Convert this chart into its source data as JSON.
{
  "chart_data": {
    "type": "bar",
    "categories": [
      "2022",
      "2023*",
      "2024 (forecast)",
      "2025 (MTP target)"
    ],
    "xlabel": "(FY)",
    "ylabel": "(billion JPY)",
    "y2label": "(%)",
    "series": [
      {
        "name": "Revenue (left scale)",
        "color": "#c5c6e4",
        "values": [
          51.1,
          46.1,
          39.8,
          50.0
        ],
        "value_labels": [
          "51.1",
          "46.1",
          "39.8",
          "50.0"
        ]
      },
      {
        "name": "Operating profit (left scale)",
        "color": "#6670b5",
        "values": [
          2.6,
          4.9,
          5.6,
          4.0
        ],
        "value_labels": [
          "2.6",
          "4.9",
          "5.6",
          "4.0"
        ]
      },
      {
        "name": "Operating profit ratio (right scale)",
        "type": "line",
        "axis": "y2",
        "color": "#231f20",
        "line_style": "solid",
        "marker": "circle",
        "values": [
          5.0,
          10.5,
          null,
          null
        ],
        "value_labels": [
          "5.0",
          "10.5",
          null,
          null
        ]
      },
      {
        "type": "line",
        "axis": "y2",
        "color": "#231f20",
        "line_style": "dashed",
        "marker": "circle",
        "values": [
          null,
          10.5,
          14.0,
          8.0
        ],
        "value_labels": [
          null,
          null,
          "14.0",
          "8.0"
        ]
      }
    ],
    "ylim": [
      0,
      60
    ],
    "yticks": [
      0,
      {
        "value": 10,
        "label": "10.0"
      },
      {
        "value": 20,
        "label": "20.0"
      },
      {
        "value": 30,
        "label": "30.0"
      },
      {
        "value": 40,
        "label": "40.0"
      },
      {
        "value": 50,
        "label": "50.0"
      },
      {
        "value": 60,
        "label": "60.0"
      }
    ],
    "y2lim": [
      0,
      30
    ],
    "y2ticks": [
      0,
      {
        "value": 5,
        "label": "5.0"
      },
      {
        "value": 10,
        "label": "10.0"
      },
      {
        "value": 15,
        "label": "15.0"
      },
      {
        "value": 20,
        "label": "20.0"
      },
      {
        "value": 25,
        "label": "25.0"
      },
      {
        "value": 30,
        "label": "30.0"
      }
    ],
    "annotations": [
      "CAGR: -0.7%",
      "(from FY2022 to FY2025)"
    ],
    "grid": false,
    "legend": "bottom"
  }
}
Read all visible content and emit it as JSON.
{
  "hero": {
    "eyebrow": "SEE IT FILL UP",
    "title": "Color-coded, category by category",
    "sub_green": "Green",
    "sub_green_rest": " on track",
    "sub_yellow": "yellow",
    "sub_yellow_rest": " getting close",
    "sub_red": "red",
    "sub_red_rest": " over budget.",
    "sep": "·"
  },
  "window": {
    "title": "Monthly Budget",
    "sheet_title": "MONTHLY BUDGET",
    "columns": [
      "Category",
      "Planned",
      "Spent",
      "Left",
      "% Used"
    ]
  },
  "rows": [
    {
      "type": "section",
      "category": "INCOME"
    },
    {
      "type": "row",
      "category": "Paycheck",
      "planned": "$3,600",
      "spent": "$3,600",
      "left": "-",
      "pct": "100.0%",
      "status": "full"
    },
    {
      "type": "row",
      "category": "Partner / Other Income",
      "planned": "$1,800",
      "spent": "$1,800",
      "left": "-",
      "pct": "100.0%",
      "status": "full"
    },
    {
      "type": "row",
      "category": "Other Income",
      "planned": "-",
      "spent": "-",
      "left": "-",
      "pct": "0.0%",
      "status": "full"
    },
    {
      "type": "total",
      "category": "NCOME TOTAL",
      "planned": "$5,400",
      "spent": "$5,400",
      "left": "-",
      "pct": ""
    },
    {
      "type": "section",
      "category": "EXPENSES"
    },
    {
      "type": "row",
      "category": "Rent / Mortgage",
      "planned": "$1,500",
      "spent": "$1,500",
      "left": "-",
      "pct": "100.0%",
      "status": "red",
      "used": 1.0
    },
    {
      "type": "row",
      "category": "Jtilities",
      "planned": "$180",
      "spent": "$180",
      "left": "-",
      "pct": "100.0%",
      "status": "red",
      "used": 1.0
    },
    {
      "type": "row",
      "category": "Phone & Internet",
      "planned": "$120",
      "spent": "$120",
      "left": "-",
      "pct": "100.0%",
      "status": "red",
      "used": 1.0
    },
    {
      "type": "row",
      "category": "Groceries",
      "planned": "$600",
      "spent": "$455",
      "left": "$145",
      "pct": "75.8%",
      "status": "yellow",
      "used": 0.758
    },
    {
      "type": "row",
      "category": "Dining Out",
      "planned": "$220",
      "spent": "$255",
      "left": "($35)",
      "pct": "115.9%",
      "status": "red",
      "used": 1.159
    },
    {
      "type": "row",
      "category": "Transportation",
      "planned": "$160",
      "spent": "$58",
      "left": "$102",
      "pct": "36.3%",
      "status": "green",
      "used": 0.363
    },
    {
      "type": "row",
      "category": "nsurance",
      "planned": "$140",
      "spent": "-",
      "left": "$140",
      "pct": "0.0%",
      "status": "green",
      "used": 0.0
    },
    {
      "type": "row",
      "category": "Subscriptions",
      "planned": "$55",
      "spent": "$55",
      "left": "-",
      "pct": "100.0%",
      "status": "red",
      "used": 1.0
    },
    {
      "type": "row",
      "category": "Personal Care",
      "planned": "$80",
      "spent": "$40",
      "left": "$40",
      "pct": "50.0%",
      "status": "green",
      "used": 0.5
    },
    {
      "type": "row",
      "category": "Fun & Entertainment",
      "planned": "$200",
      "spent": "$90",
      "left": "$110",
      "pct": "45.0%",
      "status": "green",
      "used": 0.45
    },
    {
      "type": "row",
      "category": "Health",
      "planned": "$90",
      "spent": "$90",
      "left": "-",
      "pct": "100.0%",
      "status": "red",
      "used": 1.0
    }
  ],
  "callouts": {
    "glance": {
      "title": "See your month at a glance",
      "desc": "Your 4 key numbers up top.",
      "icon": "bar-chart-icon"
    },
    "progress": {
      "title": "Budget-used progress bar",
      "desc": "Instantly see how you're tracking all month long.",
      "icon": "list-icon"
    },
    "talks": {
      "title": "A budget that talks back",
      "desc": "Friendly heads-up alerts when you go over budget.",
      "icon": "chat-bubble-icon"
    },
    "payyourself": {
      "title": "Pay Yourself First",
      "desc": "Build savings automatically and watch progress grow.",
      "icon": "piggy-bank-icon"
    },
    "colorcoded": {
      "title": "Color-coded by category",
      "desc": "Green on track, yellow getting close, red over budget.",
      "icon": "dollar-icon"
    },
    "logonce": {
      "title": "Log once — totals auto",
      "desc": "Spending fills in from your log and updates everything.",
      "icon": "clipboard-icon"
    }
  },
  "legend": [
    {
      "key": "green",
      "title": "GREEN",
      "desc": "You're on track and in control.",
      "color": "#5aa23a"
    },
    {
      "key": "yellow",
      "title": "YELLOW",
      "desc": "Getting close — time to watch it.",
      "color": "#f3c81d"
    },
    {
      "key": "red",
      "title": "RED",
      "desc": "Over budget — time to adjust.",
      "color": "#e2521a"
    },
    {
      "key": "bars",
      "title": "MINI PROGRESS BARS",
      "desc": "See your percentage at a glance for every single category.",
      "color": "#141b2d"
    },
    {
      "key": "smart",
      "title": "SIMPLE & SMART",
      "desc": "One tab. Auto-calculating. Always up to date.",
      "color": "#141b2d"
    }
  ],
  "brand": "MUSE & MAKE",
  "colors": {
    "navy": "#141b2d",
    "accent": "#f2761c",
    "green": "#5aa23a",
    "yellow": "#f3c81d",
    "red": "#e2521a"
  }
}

• [Exercise aim]: Take the entries above and copy them out exactly.

• [Full answer]:
Convert this chart into its source data as JSON.
{
  "chart_data": {
    "type": "bar",
    "categories": [
      "2022",
      "2023*",
      "2024 (forecast)",
      "2025 (MTP target)"
    ],
    "xlabel": "(FY)",
    "ylabel": "(billion JPY)",
    "y2label": "(%)",
    "series": [
      {
        "name": "Revenue (left scale)",
        "color": "#c5c6e4",
        "values": [
          51.1,
          46.1,
          39.8,
          50.0
        ],
        "value_labels": [
          "51.1",
          "46.1",
          "39.8",
          "50.0"
        ]
      },
      {
        "name": "Operating profit (left scale)",
        "color": "#6670b5",
        "values": [
          2.6,
          4.9,
          5.6,
          4.0
        ],
        "value_labels": [
          "2.6",
          "4.9",
          "5.6",
          "4.0"
        ]
      },
      {
        "name": "Operating profit ratio (right scale)",
        "type": "line",
        "axis": "y2",
        "color": "#231f20",
        "line_style": "solid",
        "marker": "circle",
        "values": [
          5.0,
          10.5,
          null,
          null
        ],
        "value_labels": [
          "5.0",
          "10.5",
          null,
          null
        ]
      },
      {
        "type": "line",
        "axis": "y2",
        "color": "#231f20",
        "line_style": "dashed",
        "marker": "circle",
        "values": [
          null,
          10.5,
          14.0,
          8.0
        ],
        "value_labels": [
          null,
          null,
          "14.0",
          "8.0"
        ]
      }
    ],
    "ylim": [
      0,
      60
    ],
    "yticks": [
      0,
      {
        "value": 10,
        "label": "10.0"
      },
      {
        "value": 20,
        "label": "20.0"
      },
      {
        "value": 30,
        "label": "30.0"
      },
      {
        "value": 40,
        "label": "40.0"
      },
      {
        "value": 50,
        "label": "50.0"
      },
      {
        "value": 60,
        "label": "60.0"
      }
    ],
    "y2lim": [
      0,
      30
    ],
    "y2ticks": [
      0,
      {
        "value": 5,
        "label": "5.0"
      },
      {
        "value": 10,
        "label": "10.0"
      },
      {
        "value": 15,
        "label": "15.0"
      },
      {
        "value": 20,
        "label": "20.0"
      },
      {
        "value": 25,
        "label": "25.0"
      },
      {
        "value": 30,
        "label": "30.0"
      }
    ],
    "annotations": [
      "CAGR: -0.7%",
      "(from FY2022 to FY2025)"
    ],
    "grid": false,
    "legend": "bottom"
  }
}
Read all visible content and emit it as JSON.
{
  "hero": {
    "eyebrow": "SEE IT FILL UP",
    "title": "Color-coded, category by category",
    "sub_green": "Green",
    "sub_green_rest": " on track",
    "sub_yellow": "yellow",
    "sub_yellow_rest": " getting close",
    "sub_red": "red",
    "sub_red_rest": " over budget.",
    "sep": "·"
  },
  "window": {
    "title": "Monthly Budget",
    "sheet_title": "MONTHLY BUDGET",
    "columns": [
      "Category",
      "Planned",
      "Spent",
      "Left",
      "% Used"
    ]
  },
  "rows": [
    {
      "type": "section",
      "category": "INCOME"
    },
    {
      "type": "row",
      "category": "Paycheck",
      "planned": "$3,600",
      "spent": "$3,600",
      "left": "-",
      "pct": "100.0%",
      "status": "full"
    },
    {
      "type": "row",
      "category": "Partner / Other Income",
      "planned": "$1,800",
      "spent": "$1,800",
      "left": "-",
      "pct": "100.0%",
      "status": "full"
    },
    {
      "type": "row",
      "category": "Other Income",
      "planned": "-",
      "spent": "-",
      "left": "-",
      "pct": "0.0%",
      "status": "full"
    },
    {
      "type": "total",
      "category": "NCOME TOTAL",
      "planned": "$5,400",
      "spent": "$5,400",
      "left": "-",
      "pct": ""
    },
    {
      "type": "section",
      "category": "EXPENSES"
    },
    {
      "type": "row",
      "category": "Rent / Mortgage",
      "planned": "$1,500",
      "spent": "$1,500",
      "left": "-",
      "pct": "100.0%",
      "status": "red",
      "used": 1.0
    },
    {
      "type": "row",
      "category": "Jtilities",
      "planned": "$180",
      "spent": "$180",
      "left": "-",
      "pct": "100.0%",
      "status": "red",
      "used": 1.0
    },
    {
      "type": "row",
      "category": "Phone & Internet",
      "planned": "$120",
      "spent": "$120",
      "left": "-",
      "pct": "100.0%",
      "status": "red",
      "used": 1.0
    },
    {
      "type": "row",
      "category": "Groceries",
      "planned": "$600",
      "spent": "$455",
      "left": "$145",
      "pct": "75.8%",
      "status": "yellow",
      "used": 0.758
    },
    {
      "type": "row",
      "category": "Dining Out",
      "planned": "$220",
      "spent": "$255",
      "left": "($35)",
      "pct": "115.9%",
      "status": "red",
      "used": 1.159
    },
    {
      "type": "row",
      "category": "Transportation",
      "planned": "$160",
      "spent": "$58",
      "left": "$102",
      "pct": "36.3%",
      "status": "green",
      "used": 0.363
    },
    {
      "type": "row",
      "category": "nsurance",
      "planned": "$140",
      "spent": "-",
      "left": "$140",
      "pct": "0.0%",
      "status": "green",
      "used": 0.0
    },
    {
      "type": "row",
      "category": "Subscriptions",
      "planned": "$55",
      "spent": "$55",
      "left": "-",
      "pct": "100.0%",
      "status": "red",
      "used": 1.0
    },
    {
      "type": "row",
      "category": "Personal Care",
      "planned": "$80",
      "spent": "$40",
      "left": "$40",
      "pct": "50.0%",
      "status": "green",
      "used": 0.5
    },
    {
      "type": "row",
      "category": "Fun & Entertainment",
      "planned": "$200",
      "spent": "$90",
      "left": "$110",
      "pct": "45.0%",
      "status": "green",
      "used": 0.45
    },
    {
      "type": "row",
      "category": "Health",
      "planned": "$90",
      "spent": "$90",
      "left": "-",
      "pct": "100.0%",
      "status": "red",
      "used": 1.0
    }
  ],
  "callouts": {
    "glance": {
      "title": "See your month at a glance",
      "desc": "Your 4 key numbers up top.",
      "icon": "bar-chart-icon"
    },
    "progress": {
      "title": "Budget-used progress bar",
      "desc": "Instantly see how you're tracking all month long.",
      "icon": "list-icon"
    },
    "talks": {
      "title": "A budget that talks back",
      "desc": "Friendly heads-up alerts when you go over budget.",
      "icon": "chat-bubble-icon"
    },
    "payyourself": {
      "title": "Pay Yourself First",
      "desc": "Build savings automatically and watch progress grow.",
      "icon": "piggy-bank-icon"
    },
    "colorcoded": {
      "title": "Color-coded by category",
      "desc": "Green on track, yellow getting close, red over budget.",
      "icon": "dollar-icon"
    },
    "logonce": {
      "title": "Log once — totals auto",
      "desc": "Spending fills in from your log and updates everything.",
      "icon": "clipboard-icon"
    }
  },
  "legend": [
    {
      "key": "green",
      "title": "GREEN",
      "desc": "You're on track and in control.",
      "color": "#5aa23a"
    },
    {
      "key": "yellow",
      "title": "YELLOW",
      "desc": "Getting close — time to watch it.",
      "color": "#f3c81d"
    },
    {
      "key": "red",
      "title": "RED",
      "desc": "Over budget — time to adjust.",
      "color": "#e2521a"
    },
    {
      "key": "bars",
      "title": "MINI PROGRESS BARS",
      "desc": "See your percentage at a glance for every single category.",
      "color": "#141b2d"
    },
    {
      "key": "smart",
      "title": "SIMPLE & SMART",
      "desc": "One tab. Auto-calculating. Always up to date.",
      "color": "#141b2d"
    }
  ],
  "brand": "MUSE & MAKE",
  "colors": {
    "navy": "#141b2d",
    "accent": "#f2761c",
    "green": "#5aa23a",
    "yellow": "#f3c81d",
    "red": "#e2521a"
  }
}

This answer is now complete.